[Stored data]
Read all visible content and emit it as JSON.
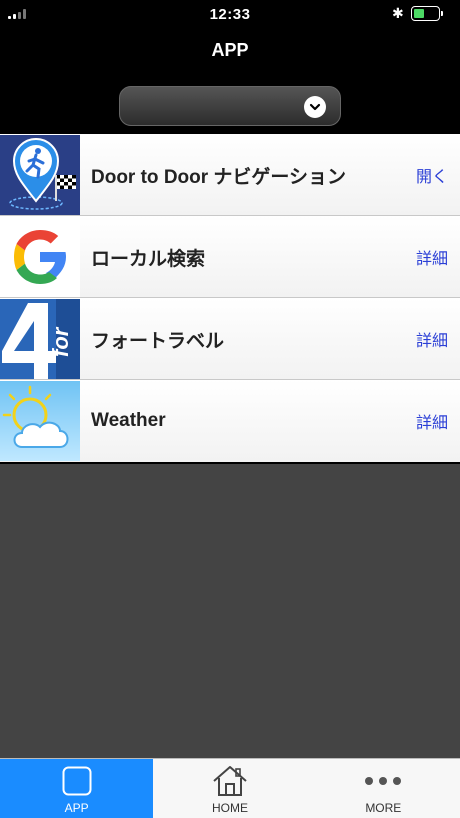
{
  "status_bar": {
    "time": "12:33"
  },
  "header": {
    "title": "APP"
  },
  "apps": [
    {
      "name": "Door to Door ナビゲーション",
      "action": "開く",
      "icon": "walking-navigation-icon"
    },
    {
      "name": "ローカル検索",
      "action": "詳細",
      "icon": "google-g-icon"
    },
    {
      "name": "フォートラベル",
      "action": "詳細",
      "icon": "4travel-icon"
    },
    {
      "name": "Weather",
      "action": "詳細",
      "icon": "weather-sun-cloud-icon"
    }
  ],
  "tabs": [
    {
      "label": "APP",
      "icon": "app-square-icon",
      "active": true
    },
    {
      "label": "HOME",
      "icon": "home-icon",
      "active": false
    },
    {
      "label": "MORE",
      "icon": "more-dots-icon",
      "active": false
    }
  ],
  "colors": {
    "accent": "#1a8cff",
    "link": "#2b3fd6",
    "background": "#444444"
  }
}
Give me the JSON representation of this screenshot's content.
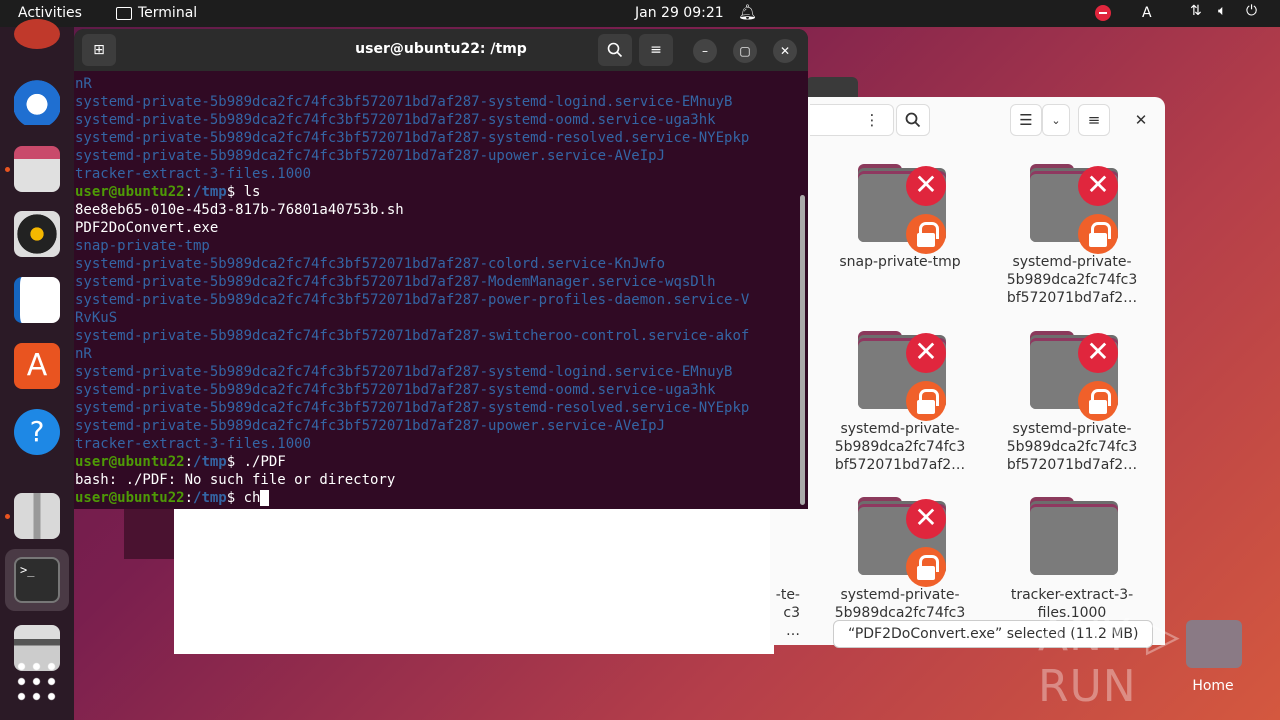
{
  "topbar": {
    "activities": "Activities",
    "app_name": "Terminal",
    "clock": "Jan 29  09:21",
    "keyboard": "A"
  },
  "dock": {
    "items": [
      "ubuntu-circle-icon",
      "thunderbird-icon",
      "files-icon",
      "rhythmbox-icon",
      "libreoffice-writer-icon",
      "app-center-icon",
      "help-icon",
      "archive-icon",
      "terminal-icon",
      "drive-icon",
      "show-apps-icon"
    ]
  },
  "terminal": {
    "title": "user@ubuntu22: /tmp",
    "lines": [
      {
        "t": "nR",
        "c": "dir"
      },
      {
        "t": "systemd-private-5b989dca2fc74fc3bf572071bd7af287-systemd-logind.service-EMnuyB",
        "c": "dir"
      },
      {
        "t": "systemd-private-5b989dca2fc74fc3bf572071bd7af287-systemd-oomd.service-uga3hk",
        "c": "dir"
      },
      {
        "t": "systemd-private-5b989dca2fc74fc3bf572071bd7af287-systemd-resolved.service-NYEpkp",
        "c": "dir"
      },
      {
        "t": "systemd-private-5b989dca2fc74fc3bf572071bd7af287-upower.service-AVeIpJ",
        "c": "dir"
      },
      {
        "t": "tracker-extract-3-files.1000",
        "c": "dir"
      },
      {
        "prompt": true,
        "cmd": " ls"
      },
      {
        "t": "8ee8eb65-010e-45d3-817b-76801a40753b.sh",
        "c": "plain"
      },
      {
        "t": "PDF2DoConvert.exe",
        "c": "plain"
      },
      {
        "t": "snap-private-tmp",
        "c": "dir"
      },
      {
        "t": "systemd-private-5b989dca2fc74fc3bf572071bd7af287-colord.service-KnJwfo",
        "c": "dir"
      },
      {
        "t": "systemd-private-5b989dca2fc74fc3bf572071bd7af287-ModemManager.service-wqsDlh",
        "c": "dir"
      },
      {
        "t": "systemd-private-5b989dca2fc74fc3bf572071bd7af287-power-profiles-daemon.service-V",
        "c": "dir"
      },
      {
        "t": "RvKuS",
        "c": "dir"
      },
      {
        "t": "systemd-private-5b989dca2fc74fc3bf572071bd7af287-switcheroo-control.service-akof",
        "c": "dir"
      },
      {
        "t": "nR",
        "c": "dir"
      },
      {
        "t": "systemd-private-5b989dca2fc74fc3bf572071bd7af287-systemd-logind.service-EMnuyB",
        "c": "dir"
      },
      {
        "t": "systemd-private-5b989dca2fc74fc3bf572071bd7af287-systemd-oomd.service-uga3hk",
        "c": "dir"
      },
      {
        "t": "systemd-private-5b989dca2fc74fc3bf572071bd7af287-systemd-resolved.service-NYEpkp",
        "c": "dir"
      },
      {
        "t": "systemd-private-5b989dca2fc74fc3bf572071bd7af287-upower.service-AVeIpJ",
        "c": "dir"
      },
      {
        "t": "tracker-extract-3-files.1000",
        "c": "dir"
      },
      {
        "prompt": true,
        "cmd": " ./PDF"
      },
      {
        "t": "bash: ./PDF: No such file or directory",
        "c": "plain"
      },
      {
        "prompt": true,
        "cmd": " ch",
        "cursor": true
      }
    ],
    "prompt_user": "user@ubuntu22",
    "prompt_sep": ":",
    "prompt_path": "/tmp",
    "prompt_end": "$"
  },
  "files": {
    "items": [
      {
        "label": [
          "snap-private-tmp"
        ],
        "x": true,
        "lock": true
      },
      {
        "label": [
          "systemd-private-",
          "5b989dca2fc74fc3",
          "bf572071bd7af2…"
        ],
        "x": true,
        "lock": true
      },
      {
        "label": [
          "systemd-private-",
          "5b989dca2fc74fc3",
          "bf572071bd7af2…"
        ],
        "x": true,
        "lock": true
      },
      {
        "label": [
          "systemd-private-",
          "5b989dca2fc74fc3",
          "bf572071bd7af2…"
        ],
        "x": true,
        "lock": true
      },
      {
        "label": [
          "systemd-private-",
          "5b989dca2fc74fc3"
        ],
        "x": true,
        "lock": true
      },
      {
        "label": [
          "tracker-extract-3-",
          "files.1000"
        ],
        "x": false,
        "lock": false
      }
    ],
    "partial_label": [
      "-te-",
      "c3",
      "…"
    ],
    "status": "“PDF2DoConvert.exe” selected (11.2 MB)"
  },
  "desktop": {
    "home_label": "Home",
    "watermark": "ANY ▷ RUN"
  }
}
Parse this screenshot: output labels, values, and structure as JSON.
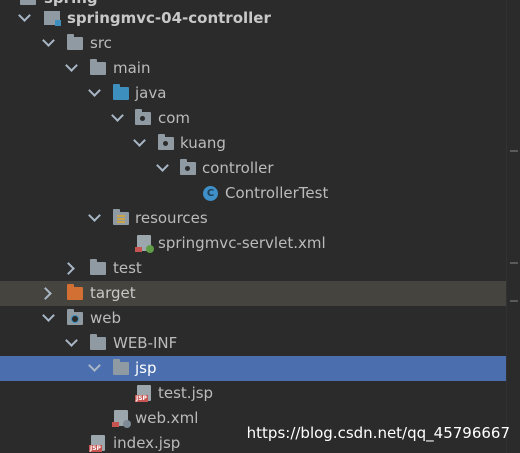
{
  "tree": {
    "partial_top_label": "spring",
    "project": "springmvc-04-controller",
    "src": "src",
    "main": "main",
    "java": "java",
    "com": "com",
    "kuang": "kuang",
    "controller": "controller",
    "controller_test": "ControllerTest",
    "controller_test_icon": "C",
    "resources": "resources",
    "servlet_xml": "springmvc-servlet.xml",
    "test": "test",
    "target": "target",
    "web": "web",
    "web_inf": "WEB-INF",
    "jsp": "jsp",
    "test_jsp": "test.jsp",
    "web_xml": "web.xml",
    "index_jsp": "index.jsp",
    "jsp_badge": "JSP"
  },
  "watermark": "https://blog.csdn.net/qq_45796667",
  "colors": {
    "background": "#2b2b2b",
    "selected": "#4b6eaf",
    "excluded": "#45443e",
    "source_folder": "#3d8fbd",
    "excluded_folder": "#d26f33"
  }
}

▶ [Requirements]:
From the listing above, copy every line that holds the string "screenshot".

▶ [Task answer]:
Give me the JSON representation of this screenshot's content.
Parse this screenshot: output labels, values, and structure as JSON.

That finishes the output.